* Items *
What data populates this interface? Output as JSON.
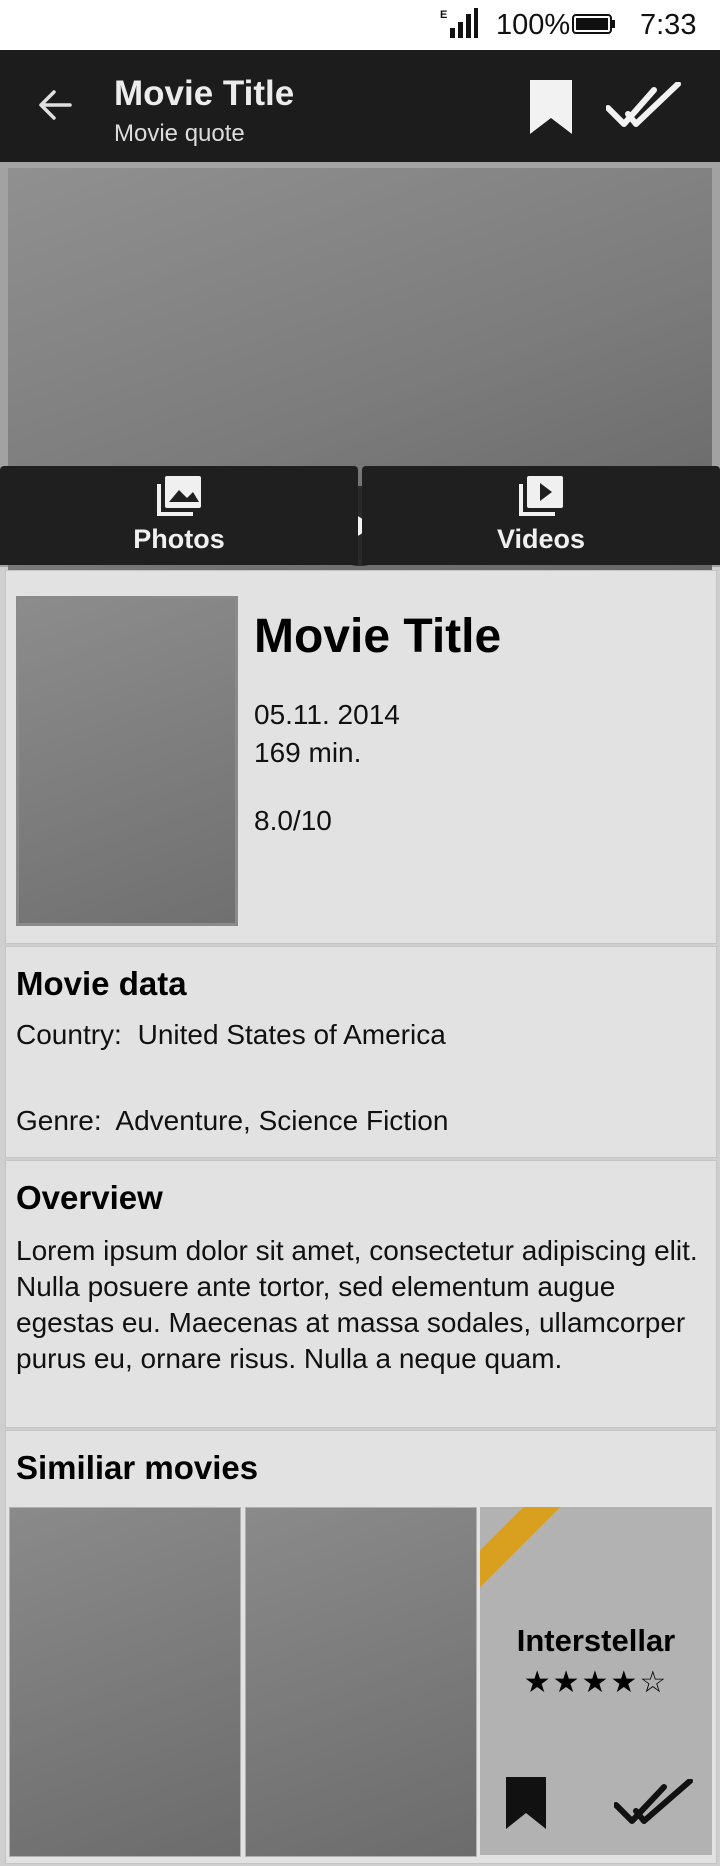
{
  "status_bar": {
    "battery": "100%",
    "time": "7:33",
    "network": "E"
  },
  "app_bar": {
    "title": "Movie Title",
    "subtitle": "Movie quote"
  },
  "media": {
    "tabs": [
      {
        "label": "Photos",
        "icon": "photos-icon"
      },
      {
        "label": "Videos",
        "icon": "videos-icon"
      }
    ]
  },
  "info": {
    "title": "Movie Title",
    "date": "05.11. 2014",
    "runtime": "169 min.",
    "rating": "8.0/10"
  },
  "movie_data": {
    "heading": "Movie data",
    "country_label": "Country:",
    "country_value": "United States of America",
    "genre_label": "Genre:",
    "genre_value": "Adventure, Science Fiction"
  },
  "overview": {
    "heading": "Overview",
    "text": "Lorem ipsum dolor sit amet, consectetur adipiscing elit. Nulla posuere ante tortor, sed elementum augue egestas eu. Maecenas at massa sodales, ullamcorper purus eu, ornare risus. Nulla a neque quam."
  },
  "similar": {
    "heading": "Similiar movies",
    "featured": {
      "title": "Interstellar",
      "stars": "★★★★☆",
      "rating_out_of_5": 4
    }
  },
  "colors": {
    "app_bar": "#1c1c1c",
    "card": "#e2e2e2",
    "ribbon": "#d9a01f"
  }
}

* Written request *
Leave out the pictures and retype every line above exactly.

* Response *
What data populates this interface? Output as JSON.
{
  "status_bar": {
    "battery": "100%",
    "time": "7:33",
    "network": "E"
  },
  "app_bar": {
    "title": "Movie Title",
    "subtitle": "Movie quote"
  },
  "media": {
    "tabs": [
      {
        "label": "Photos",
        "icon": "photos-icon"
      },
      {
        "label": "Videos",
        "icon": "videos-icon"
      }
    ]
  },
  "info": {
    "title": "Movie Title",
    "date": "05.11. 2014",
    "runtime": "169 min.",
    "rating": "8.0/10"
  },
  "movie_data": {
    "heading": "Movie data",
    "country_label": "Country:",
    "country_value": "United States of America",
    "genre_label": "Genre:",
    "genre_value": "Adventure, Science Fiction"
  },
  "overview": {
    "heading": "Overview",
    "text": "Lorem ipsum dolor sit amet, consectetur adipiscing elit. Nulla posuere ante tortor, sed elementum augue egestas eu. Maecenas at massa sodales, ullamcorper purus eu, ornare risus. Nulla a neque quam."
  },
  "similar": {
    "heading": "Similiar movies",
    "featured": {
      "title": "Interstellar",
      "stars": "★★★★☆",
      "rating_out_of_5": 4
    }
  },
  "colors": {
    "app_bar": "#1c1c1c",
    "card": "#e2e2e2",
    "ribbon": "#d9a01f"
  }
}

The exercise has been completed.